─── Exercise inputs ───

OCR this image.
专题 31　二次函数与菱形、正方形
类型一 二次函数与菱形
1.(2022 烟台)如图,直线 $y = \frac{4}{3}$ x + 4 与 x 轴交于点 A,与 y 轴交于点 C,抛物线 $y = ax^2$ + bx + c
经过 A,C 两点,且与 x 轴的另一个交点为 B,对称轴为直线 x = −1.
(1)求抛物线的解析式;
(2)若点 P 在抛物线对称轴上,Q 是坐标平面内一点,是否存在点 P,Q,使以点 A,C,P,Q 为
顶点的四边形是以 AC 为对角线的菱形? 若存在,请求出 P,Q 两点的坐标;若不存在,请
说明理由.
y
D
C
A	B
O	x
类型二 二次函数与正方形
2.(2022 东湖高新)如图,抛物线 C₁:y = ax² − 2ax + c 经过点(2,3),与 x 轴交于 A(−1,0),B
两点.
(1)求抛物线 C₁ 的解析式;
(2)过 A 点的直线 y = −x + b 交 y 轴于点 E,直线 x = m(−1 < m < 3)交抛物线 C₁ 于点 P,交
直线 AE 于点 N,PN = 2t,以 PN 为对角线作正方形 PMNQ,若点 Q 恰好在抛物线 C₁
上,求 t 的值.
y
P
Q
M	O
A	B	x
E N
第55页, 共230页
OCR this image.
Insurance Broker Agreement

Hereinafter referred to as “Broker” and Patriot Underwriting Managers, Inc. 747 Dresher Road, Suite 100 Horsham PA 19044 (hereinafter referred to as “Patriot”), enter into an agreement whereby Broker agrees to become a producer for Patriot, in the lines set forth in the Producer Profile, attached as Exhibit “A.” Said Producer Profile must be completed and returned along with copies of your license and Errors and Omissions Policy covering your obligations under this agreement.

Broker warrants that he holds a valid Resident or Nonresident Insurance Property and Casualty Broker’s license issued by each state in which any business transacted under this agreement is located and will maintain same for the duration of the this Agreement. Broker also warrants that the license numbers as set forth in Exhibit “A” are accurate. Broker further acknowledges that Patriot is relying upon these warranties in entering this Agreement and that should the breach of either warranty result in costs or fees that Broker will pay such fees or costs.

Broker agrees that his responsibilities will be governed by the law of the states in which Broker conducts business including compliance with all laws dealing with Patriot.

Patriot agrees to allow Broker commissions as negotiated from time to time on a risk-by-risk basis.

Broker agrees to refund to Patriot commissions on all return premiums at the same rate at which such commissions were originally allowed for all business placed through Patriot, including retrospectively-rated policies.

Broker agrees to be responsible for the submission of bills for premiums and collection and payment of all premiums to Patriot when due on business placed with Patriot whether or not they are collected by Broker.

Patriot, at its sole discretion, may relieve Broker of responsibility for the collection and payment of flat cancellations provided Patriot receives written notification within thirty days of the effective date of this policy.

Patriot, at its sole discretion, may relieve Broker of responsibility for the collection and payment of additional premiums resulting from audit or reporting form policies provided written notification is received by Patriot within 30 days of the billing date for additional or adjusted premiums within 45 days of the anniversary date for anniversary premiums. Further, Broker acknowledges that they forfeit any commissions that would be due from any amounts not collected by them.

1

───

◆ Task instructions
Reproduce the data in full, exactly as presented.

◆ Output for this exercise
OCR this image.
专题 31　二次函数与菱形、正方形
类型一 二次函数与菱形
1.(2022 烟台)如图,直线 $y = \frac{4}{3}$ x + 4 与 x 轴交于点 A,与 y 轴交于点 C,抛物线 $y = ax^2$ + bx + c
经过 A,C 两点,且与 x 轴的另一个交点为 B,对称轴为直线 x = −1.
(1)求抛物线的解析式;
(2)若点 P 在抛物线对称轴上,Q 是坐标平面内一点,是否存在点 P,Q,使以点 A,C,P,Q 为
顶点的四边形是以 AC 为对角线的菱形? 若存在,请求出 P,Q 两点的坐标;若不存在,请
说明理由.
y
D
C
A	B
O	x
类型二 二次函数与正方形
2.(2022 东湖高新)如图,抛物线 C₁:y = ax² − 2ax + c 经过点(2,3),与 x 轴交于 A(−1,0),B
两点.
(1)求抛物线 C₁ 的解析式;
(2)过 A 点的直线 y = −x + b 交 y 轴于点 E,直线 x = m(−1 < m < 3)交抛物线 C₁ 于点 P,交
直线 AE 于点 N,PN = 2t,以 PN 为对角线作正方形 PMNQ,若点 Q 恰好在抛物线 C₁
上,求 t 的值.
y
P
Q
M	O
A	B	x
E N
第55页, 共230页
OCR this image.
Insurance Broker Agreement

Hereinafter referred to as “Broker” and Patriot Underwriting Managers, Inc. 747 Dresher Road, Suite 100 Horsham PA 19044 (hereinafter referred to as “Patriot”), enter into an agreement whereby Broker agrees to become a producer for Patriot, in the lines set forth in the Producer Profile, attached as Exhibit “A.” Said Producer Profile must be completed and returned along with copies of your license and Errors and Omissions Policy covering your obligations under this agreement.

Broker warrants that he holds a valid Resident or Nonresident Insurance Property and Casualty Broker’s license issued by each state in which any business transacted under this agreement is located and will maintain same for the duration of the this Agreement. Broker also warrants that the license numbers as set forth in Exhibit “A” are accurate. Broker further acknowledges that Patriot is relying upon these warranties in entering this Agreement and that should the breach of either warranty result in costs or fees that Broker will pay such fees or costs.

Broker agrees that his responsibilities will be governed by the law of the states in which Broker conducts business including compliance with all laws dealing with Patriot.

Patriot agrees to allow Broker commissions as negotiated from time to time on a risk-by-risk basis.

Broker agrees to refund to Patriot commissions on all return premiums at the same rate at which such commissions were originally allowed for all business placed through Patriot, including retrospectively-rated policies.

Broker agrees to be responsible for the submission of bills for premiums and collection and payment of all premiums to Patriot when due on business placed with Patriot whether or not they are collected by Broker.

Patriot, at its sole discretion, may relieve Broker of responsibility for the collection and payment of flat cancellations provided Patriot receives written notification within thirty days of the effective date of this policy.

Patriot, at its sole discretion, may relieve Broker of responsibility for the collection and payment of additional premiums resulting from audit or reporting form policies provided written notification is received by Patriot within 30 days of the billing date for additional or adjusted premiums within 45 days of the anniversary date for anniversary premiums. Further, Broker acknowledges that they forfeit any commissions that would be due from any amounts not collected by them.

1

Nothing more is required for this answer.